Set down each entry from the block beneath, exactly as written.
═════ GIVEN RECORDS ═════
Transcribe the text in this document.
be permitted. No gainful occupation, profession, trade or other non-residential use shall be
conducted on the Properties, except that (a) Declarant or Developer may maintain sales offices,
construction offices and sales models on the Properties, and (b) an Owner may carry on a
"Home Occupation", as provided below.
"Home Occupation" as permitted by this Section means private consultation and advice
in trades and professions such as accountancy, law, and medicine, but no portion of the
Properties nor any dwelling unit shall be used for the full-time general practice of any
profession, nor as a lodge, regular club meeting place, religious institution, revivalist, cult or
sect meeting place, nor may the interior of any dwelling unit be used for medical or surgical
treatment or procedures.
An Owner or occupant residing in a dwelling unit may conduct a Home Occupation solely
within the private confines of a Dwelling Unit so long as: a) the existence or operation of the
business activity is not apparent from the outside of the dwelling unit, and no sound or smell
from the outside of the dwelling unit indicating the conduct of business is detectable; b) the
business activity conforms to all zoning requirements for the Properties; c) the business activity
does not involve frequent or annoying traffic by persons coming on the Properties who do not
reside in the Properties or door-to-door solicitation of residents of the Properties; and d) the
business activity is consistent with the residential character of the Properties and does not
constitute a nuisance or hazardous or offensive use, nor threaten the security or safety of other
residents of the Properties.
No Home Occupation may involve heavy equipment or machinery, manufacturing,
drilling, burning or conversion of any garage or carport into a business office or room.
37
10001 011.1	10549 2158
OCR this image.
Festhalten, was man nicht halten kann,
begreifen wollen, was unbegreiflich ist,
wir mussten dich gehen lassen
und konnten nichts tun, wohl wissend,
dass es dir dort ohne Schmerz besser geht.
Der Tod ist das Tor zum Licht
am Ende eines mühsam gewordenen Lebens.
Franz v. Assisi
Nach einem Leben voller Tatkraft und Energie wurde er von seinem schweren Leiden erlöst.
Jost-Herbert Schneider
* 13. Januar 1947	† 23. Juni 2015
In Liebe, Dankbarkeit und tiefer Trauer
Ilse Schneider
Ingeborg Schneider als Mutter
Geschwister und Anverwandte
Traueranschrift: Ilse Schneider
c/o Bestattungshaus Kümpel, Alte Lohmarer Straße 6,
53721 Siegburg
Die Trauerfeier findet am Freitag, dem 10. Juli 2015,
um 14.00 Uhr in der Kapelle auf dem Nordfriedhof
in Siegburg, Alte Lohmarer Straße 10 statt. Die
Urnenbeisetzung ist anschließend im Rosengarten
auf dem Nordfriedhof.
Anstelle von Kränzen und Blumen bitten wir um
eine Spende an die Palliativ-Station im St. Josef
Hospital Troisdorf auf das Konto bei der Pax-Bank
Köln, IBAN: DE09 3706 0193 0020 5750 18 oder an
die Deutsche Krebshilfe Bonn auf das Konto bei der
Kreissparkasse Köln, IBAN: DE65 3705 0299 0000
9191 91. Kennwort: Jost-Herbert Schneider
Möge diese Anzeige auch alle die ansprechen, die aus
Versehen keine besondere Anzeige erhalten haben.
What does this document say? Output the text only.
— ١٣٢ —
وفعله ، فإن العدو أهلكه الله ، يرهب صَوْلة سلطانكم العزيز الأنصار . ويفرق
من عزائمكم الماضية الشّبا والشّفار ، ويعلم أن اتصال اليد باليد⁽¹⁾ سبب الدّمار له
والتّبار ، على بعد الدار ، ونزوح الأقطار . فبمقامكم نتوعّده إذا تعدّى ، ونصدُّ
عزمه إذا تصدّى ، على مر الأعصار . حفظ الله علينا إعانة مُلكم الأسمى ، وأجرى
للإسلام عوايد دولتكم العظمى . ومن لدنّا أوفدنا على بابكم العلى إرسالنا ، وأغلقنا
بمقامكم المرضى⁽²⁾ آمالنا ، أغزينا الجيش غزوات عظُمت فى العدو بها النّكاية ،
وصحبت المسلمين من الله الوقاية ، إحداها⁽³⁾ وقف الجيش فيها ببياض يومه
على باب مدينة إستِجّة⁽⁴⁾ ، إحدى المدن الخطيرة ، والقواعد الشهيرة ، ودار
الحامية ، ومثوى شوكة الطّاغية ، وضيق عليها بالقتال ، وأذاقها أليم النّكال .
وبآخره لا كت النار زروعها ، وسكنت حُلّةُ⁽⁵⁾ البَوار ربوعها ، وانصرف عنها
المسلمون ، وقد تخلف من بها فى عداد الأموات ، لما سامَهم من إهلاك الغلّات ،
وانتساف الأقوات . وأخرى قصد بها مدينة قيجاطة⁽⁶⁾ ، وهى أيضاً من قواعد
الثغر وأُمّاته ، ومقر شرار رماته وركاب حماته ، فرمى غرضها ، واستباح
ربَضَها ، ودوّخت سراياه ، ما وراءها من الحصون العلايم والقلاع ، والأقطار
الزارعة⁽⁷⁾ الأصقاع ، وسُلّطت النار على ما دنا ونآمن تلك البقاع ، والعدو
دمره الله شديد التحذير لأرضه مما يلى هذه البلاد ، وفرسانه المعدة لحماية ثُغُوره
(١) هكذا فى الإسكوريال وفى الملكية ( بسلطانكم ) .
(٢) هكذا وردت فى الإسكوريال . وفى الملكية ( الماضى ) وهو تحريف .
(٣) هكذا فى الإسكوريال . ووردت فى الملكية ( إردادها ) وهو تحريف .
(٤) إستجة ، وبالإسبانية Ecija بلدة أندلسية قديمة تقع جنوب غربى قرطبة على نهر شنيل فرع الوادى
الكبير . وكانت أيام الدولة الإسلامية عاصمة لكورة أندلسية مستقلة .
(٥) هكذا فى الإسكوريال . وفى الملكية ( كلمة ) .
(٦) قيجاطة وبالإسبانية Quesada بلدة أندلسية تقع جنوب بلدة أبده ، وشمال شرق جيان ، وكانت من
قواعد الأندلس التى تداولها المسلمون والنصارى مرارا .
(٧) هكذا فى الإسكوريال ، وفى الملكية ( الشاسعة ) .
═════
> [FULL ANSWER]
Transcribe the text in this document.
be permitted. No gainful occupation, profession, trade or other non-residential use shall be
conducted on the Properties, except that (a) Declarant or Developer may maintain sales offices,
construction offices and sales models on the Properties, and (b) an Owner may carry on a
"Home Occupation", as provided below.
"Home Occupation" as permitted by this Section means private consultation and advice
in trades and professions such as accountancy, law, and medicine, but no portion of the
Properties nor any dwelling unit shall be used for the full-time general practice of any
profession, nor as a lodge, regular club meeting place, religious institution, revivalist, cult or
sect meeting place, nor may the interior of any dwelling unit be used for medical or surgical
treatment or procedures.
An Owner or occupant residing in a dwelling unit may conduct a Home Occupation solely
within the private confines of a Dwelling Unit so long as: a) the existence or operation of the
business activity is not apparent from the outside of the dwelling unit, and no sound or smell
from the outside of the dwelling unit indicating the conduct of business is detectable; b) the
business activity conforms to all zoning requirements for the Properties; c) the business activity
does not involve frequent or annoying traffic by persons coming on the Properties who do not
reside in the Properties or door-to-door solicitation of residents of the Properties; and d) the
business activity is consistent with the residential character of the Properties and does not
constitute a nuisance or hazardous or offensive use, nor threaten the security or safety of other
residents of the Properties.
No Home Occupation may involve heavy equipment or machinery, manufacturing,
drilling, burning or conversion of any garage or carport into a business office or room.
37
10001 011.1	10549 2158
OCR this image.
Festhalten, was man nicht halten kann,
begreifen wollen, was unbegreiflich ist,
wir mussten dich gehen lassen
und konnten nichts tun, wohl wissend,
dass es dir dort ohne Schmerz besser geht.
Der Tod ist das Tor zum Licht
am Ende eines mühsam gewordenen Lebens.
Franz v. Assisi
Nach einem Leben voller Tatkraft und Energie wurde er von seinem schweren Leiden erlöst.
Jost-Herbert Schneider
* 13. Januar 1947	† 23. Juni 2015
In Liebe, Dankbarkeit und tiefer Trauer
Ilse Schneider
Ingeborg Schneider als Mutter
Geschwister und Anverwandte
Traueranschrift: Ilse Schneider
c/o Bestattungshaus Kümpel, Alte Lohmarer Straße 6,
53721 Siegburg
Die Trauerfeier findet am Freitag, dem 10. Juli 2015,
um 14.00 Uhr in der Kapelle auf dem Nordfriedhof
in Siegburg, Alte Lohmarer Straße 10 statt. Die
Urnenbeisetzung ist anschließend im Rosengarten
auf dem Nordfriedhof.
Anstelle von Kränzen und Blumen bitten wir um
eine Spende an die Palliativ-Station im St. Josef
Hospital Troisdorf auf das Konto bei der Pax-Bank
Köln, IBAN: DE09 3706 0193 0020 5750 18 oder an
die Deutsche Krebshilfe Bonn auf das Konto bei der
Kreissparkasse Köln, IBAN: DE65 3705 0299 0000
9191 91. Kennwort: Jost-Herbert Schneider
Möge diese Anzeige auch alle die ansprechen, die aus
Versehen keine besondere Anzeige erhalten haben.
What does this document say? Output the text only.
— ١٣٢ —
وفعله ، فإن العدو أهلكه الله ، يرهب صَوْلة سلطانكم العزيز الأنصار . ويفرق
من عزائمكم الماضية الشّبا والشّفار ، ويعلم أن اتصال اليد باليد⁽¹⁾ سبب الدّمار له
والتّبار ، على بعد الدار ، ونزوح الأقطار . فبمقامكم نتوعّده إذا تعدّى ، ونصدُّ
عزمه إذا تصدّى ، على مر الأعصار . حفظ الله علينا إعانة مُلكم الأسمى ، وأجرى
للإسلام عوايد دولتكم العظمى . ومن لدنّا أوفدنا على بابكم العلى إرسالنا ، وأغلقنا
بمقامكم المرضى⁽²⁾ آمالنا ، أغزينا الجيش غزوات عظُمت فى العدو بها النّكاية ،
وصحبت المسلمين من الله الوقاية ، إحداها⁽³⁾ وقف الجيش فيها ببياض يومه
على باب مدينة إستِجّة⁽⁴⁾ ، إحدى المدن الخطيرة ، والقواعد الشهيرة ، ودار
الحامية ، ومثوى شوكة الطّاغية ، وضيق عليها بالقتال ، وأذاقها أليم النّكال .
وبآخره لا كت النار زروعها ، وسكنت حُلّةُ⁽⁵⁾ البَوار ربوعها ، وانصرف عنها
المسلمون ، وقد تخلف من بها فى عداد الأموات ، لما سامَهم من إهلاك الغلّات ،
وانتساف الأقوات . وأخرى قصد بها مدينة قيجاطة⁽⁶⁾ ، وهى أيضاً من قواعد
الثغر وأُمّاته ، ومقر شرار رماته وركاب حماته ، فرمى غرضها ، واستباح
ربَضَها ، ودوّخت سراياه ، ما وراءها من الحصون العلايم والقلاع ، والأقطار
الزارعة⁽⁷⁾ الأصقاع ، وسُلّطت النار على ما دنا ونآمن تلك البقاع ، والعدو
دمره الله شديد التحذير لأرضه مما يلى هذه البلاد ، وفرسانه المعدة لحماية ثُغُوره
(١) هكذا فى الإسكوريال وفى الملكية ( بسلطانكم ) .
(٢) هكذا وردت فى الإسكوريال . وفى الملكية ( الماضى ) وهو تحريف .
(٣) هكذا فى الإسكوريال . ووردت فى الملكية ( إردادها ) وهو تحريف .
(٤) إستجة ، وبالإسبانية Ecija بلدة أندلسية قديمة تقع جنوب غربى قرطبة على نهر شنيل فرع الوادى
الكبير . وكانت أيام الدولة الإسلامية عاصمة لكورة أندلسية مستقلة .
(٥) هكذا فى الإسكوريال . وفى الملكية ( كلمة ) .
(٦) قيجاطة وبالإسبانية Quesada بلدة أندلسية تقع جنوب بلدة أبده ، وشمال شرق جيان ، وكانت من
قواعد الأندلس التى تداولها المسلمون والنصارى مرارا .
(٧) هكذا فى الإسكوريال ، وفى الملكية ( الشاسعة ) .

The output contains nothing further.